> [Work required]: Transcribe the material in full. Nothing should differ except that the pictures are left out.
## START Record set
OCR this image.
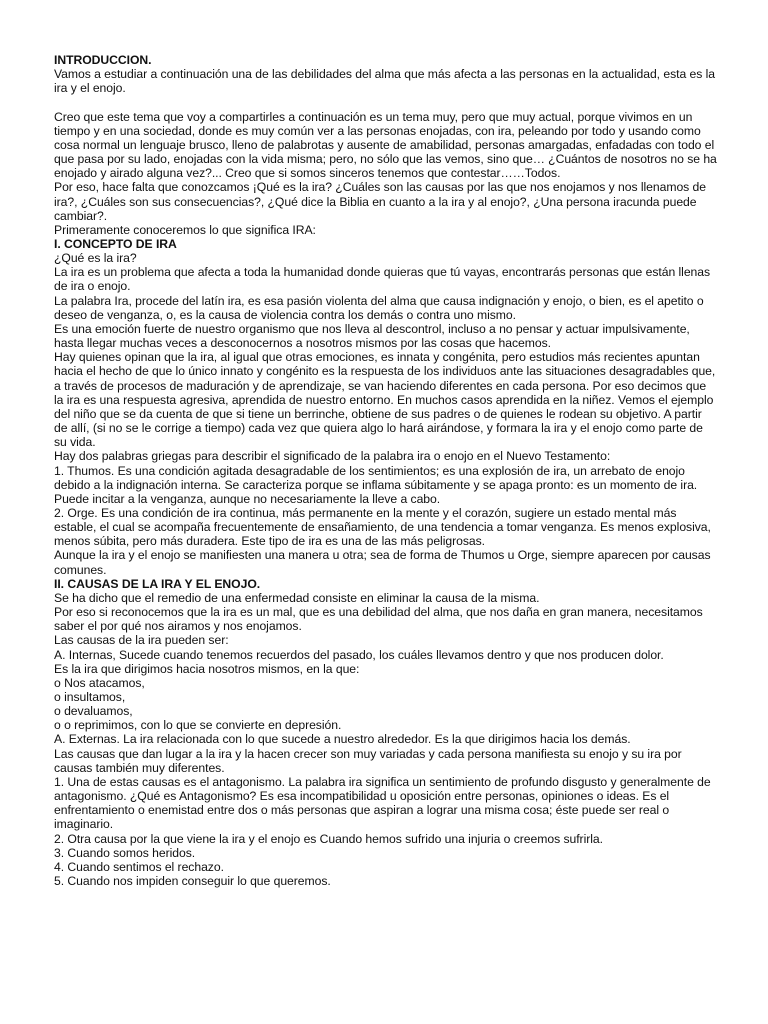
INTRODUCCION.

Vamos a estudiar a continuación una de las debilidades del alma que más afecta a las personas en la actualidad, esta es la ira y el enojo.

Creo que este tema que voy a compartirles a continuación es un tema muy, pero que muy actual, porque vivimos en un tiempo y en una sociedad, donde es muy común ver a las personas enojadas, con ira, peleando por todo y usando como cosa normal un lenguaje brusco, lleno de palabrotas y ausente de amabilidad, personas amargadas, enfadadas con todo el que pasa por su lado, enojadas con la vida misma; pero, no sólo que las vemos, sino que… ¿Cuántos de nosotros no se ha enojado y airado alguna vez?... Creo que si somos sinceros tenemos que contestar……Todos.

Por eso, hace falta que conozcamos ¡Qué es la ira? ¿Cuáles son las causas por las que nos enojamos y nos llenamos de ira?, ¿Cuáles son sus consecuencias?, ¿Qué dice la Biblia en cuanto a la ira y al enojo?, ¿Una persona iracunda puede cambiar?.

Primeramente conoceremos lo que significa IRA:

I. CONCEPTO DE IRA

¿Qué es la ira?

La ira es un problema que afecta a toda la humanidad donde quieras que tú vayas, encontrarás personas que están llenas de ira o enojo.

La palabra Ira, procede del latín ira, es esa pasión violenta del alma que causa indignación y enojo, o bien, es el apetito o deseo de venganza, o, es la causa de violencia contra los demás o contra uno mismo.

Es una emoción fuerte de nuestro organismo que nos lleva al descontrol, incluso a no pensar y actuar impulsivamente, hasta llegar muchas veces a desconocernos a nosotros mismos por las cosas que hacemos.

Hay quienes opinan que la ira, al igual que otras emociones, es innata y congénita, pero estudios más recientes apuntan hacia el hecho de que lo único innato y congénito es la respuesta de los individuos ante las situaciones desagradables que, a través de procesos de maduración y de aprendizaje, se van haciendo diferentes en cada persona. Por eso decimos que la ira es una respuesta agresiva, aprendida de nuestro entorno. En muchos casos aprendida en la niñez. Vemos el ejemplo del niño que se da cuenta de que si tiene un berrinche, obtiene de sus padres o de quienes le rodean su objetivo. A partir de allí, (si no se le corrige a tiempo) cada vez que quiera algo lo hará airándose, y formara la ira y el enojo como parte de su vida.

Hay dos palabras griegas para describir el significado de la palabra ira o enojo en el Nuevo Testamento:

1. Thumos. Es una condición agitada desagradable de los sentimientos; es una explosión de ira, un arrebato de enojo debido a la indignación interna. Se caracteriza porque se inflama súbitamente y se apaga pronto: es un momento de ira. Puede incitar a la venganza, aunque no necesariamente la lleve a cabo.

2. Orge. Es una condición de ira continua, más permanente en la mente y el corazón, sugiere un estado mental más estable, el cual se acompaña frecuentemente de ensañamiento, de una tendencia a tomar venganza. Es menos explosiva, menos súbita, pero más duradera. Este tipo de ira es una de las más peligrosas.

Aunque la ira y el enojo se manifiesten una manera u otra; sea de forma de Thumos u Orge, siempre aparecen por causas comunes.

II. CAUSAS DE LA IRA Y EL ENOJO.

Se ha dicho que el remedio de una enfermedad consiste en eliminar la causa de la misma.

Por eso si reconocemos que la ira es un mal, que es una debilidad del alma, que nos daña en gran manera, necesitamos saber el por qué nos airamos y nos enojamos.

Las causas de la ira pueden ser:

A. Internas, Sucede cuando tenemos recuerdos del pasado, los cuáles llevamos dentro y que nos producen dolor.

Es la ira que dirigimos hacia nosotros mismos, en la que:

o Nos atacamos,

o insultamos,

o devaluamos,

o o reprimimos, con lo que se convierte en depresión.

A. Externas. La ira relacionada con lo que sucede a nuestro alrededor. Es la que dirigimos hacia los demás.

Las causas que dan lugar a la ira y la hacen crecer son muy variadas y cada persona manifiesta su enojo y su ira por causas también muy diferentes.

1. Una de estas causas es el antagonismo. La palabra ira significa un sentimiento de profundo disgusto y generalmente de antagonismo. ¿Qué es Antagonismo? Es esa incompatibilidad u oposición entre personas, opiniones o ideas. Es el enfrentamiento o enemistad entre dos o más personas que aspiran a lograr una misma cosa; éste puede ser real o imaginario.

2. Otra causa por la que viene la ira y el enojo es Cuando hemos sufrido una injuria o creemos sufrirla.

3. Cuando somos heridos.

4. Cuando sentimos el rechazo.

5. Cuando nos impiden conseguir lo que queremos.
## END Record set
> [Final result]:
OCR this image.
INTRODUCCION.

Vamos a estudiar a continuación una de las debilidades del alma que más afecta a las personas en la actualidad, esta es la ira y el enojo.

Creo que este tema que voy a compartirles a continuación es un tema muy, pero que muy actual, porque vivimos en un tiempo y en una sociedad, donde es muy común ver a las personas enojadas, con ira, peleando por todo y usando como cosa normal un lenguaje brusco, lleno de palabrotas y ausente de amabilidad, personas amargadas, enfadadas con todo el que pasa por su lado, enojadas con la vida misma; pero, no sólo que las vemos, sino que… ¿Cuántos de nosotros no se ha enojado y airado alguna vez?... Creo que si somos sinceros tenemos que contestar……Todos.

Por eso, hace falta que conozcamos ¡Qué es la ira? ¿Cuáles son las causas por las que nos enojamos y nos llenamos de ira?, ¿Cuáles son sus consecuencias?, ¿Qué dice la Biblia en cuanto a la ira y al enojo?, ¿Una persona iracunda puede cambiar?.

Primeramente conoceremos lo que significa IRA:

I. CONCEPTO DE IRA

¿Qué es la ira?

La ira es un problema que afecta a toda la humanidad donde quieras que tú vayas, encontrarás personas que están llenas de ira o enojo.

La palabra Ira, procede del latín ira, es esa pasión violenta del alma que causa indignación y enojo, o bien, es el apetito o deseo de venganza, o, es la causa de violencia contra los demás o contra uno mismo.

Es una emoción fuerte de nuestro organismo que nos lleva al descontrol, incluso a no pensar y actuar impulsivamente, hasta llegar muchas veces a desconocernos a nosotros mismos por las cosas que hacemos.

Hay quienes opinan que la ira, al igual que otras emociones, es innata y congénita, pero estudios más recientes apuntan hacia el hecho de que lo único innato y congénito es la respuesta de los individuos ante las situaciones desagradables que, a través de procesos de maduración y de aprendizaje, se van haciendo diferentes en cada persona. Por eso decimos que la ira es una respuesta agresiva, aprendida de nuestro entorno. En muchos casos aprendida en la niñez. Vemos el ejemplo del niño que se da cuenta de que si tiene un berrinche, obtiene de sus padres o de quienes le rodean su objetivo. A partir de allí, (si no se le corrige a tiempo) cada vez que quiera algo lo hará airándose, y formara la ira y el enojo como parte de su vida.

Hay dos palabras griegas para describir el significado de la palabra ira o enojo en el Nuevo Testamento:

1. Thumos. Es una condición agitada desagradable de los sentimientos; es una explosión de ira, un arrebato de enojo debido a la indignación interna. Se caracteriza porque se inflama súbitamente y se apaga pronto: es un momento de ira. Puede incitar a la venganza, aunque no necesariamente la lleve a cabo.

2. Orge. Es una condición de ira continua, más permanente en la mente y el corazón, sugiere un estado mental más estable, el cual se acompaña frecuentemente de ensañamiento, de una tendencia a tomar venganza. Es menos explosiva, menos súbita, pero más duradera. Este tipo de ira es una de las más peligrosas.

Aunque la ira y el enojo se manifiesten una manera u otra; sea de forma de Thumos u Orge, siempre aparecen por causas comunes.

II. CAUSAS DE LA IRA Y EL ENOJO.

Se ha dicho que el remedio de una enfermedad consiste en eliminar la causa de la misma.

Por eso si reconocemos que la ira es un mal, que es una debilidad del alma, que nos daña en gran manera, necesitamos saber el por qué nos airamos y nos enojamos.

Las causas de la ira pueden ser:

A. Internas, Sucede cuando tenemos recuerdos del pasado, los cuáles llevamos dentro y que nos producen dolor.

Es la ira que dirigimos hacia nosotros mismos, en la que:

o Nos atacamos,

o insultamos,

o devaluamos,

o o reprimimos, con lo que se convierte en depresión.

A. Externas. La ira relacionada con lo que sucede a nuestro alrededor. Es la que dirigimos hacia los demás.

Las causas que dan lugar a la ira y la hacen crecer son muy variadas y cada persona manifiesta su enojo y su ira por causas también muy diferentes.

1. Una de estas causas es el antagonismo. La palabra ira significa un sentimiento de profundo disgusto y generalmente de antagonismo. ¿Qué es Antagonismo? Es esa incompatibilidad u oposición entre personas, opiniones o ideas. Es el enfrentamiento o enemistad entre dos o más personas que aspiran a lograr una misma cosa; éste puede ser real o imaginario.

2. Otra causa por la que viene la ira y el enojo es Cuando hemos sufrido una injuria o creemos sufrirla.

3. Cuando somos heridos.

4. Cuando sentimos el rechazo.

5. Cuando nos impiden conseguir lo que queremos.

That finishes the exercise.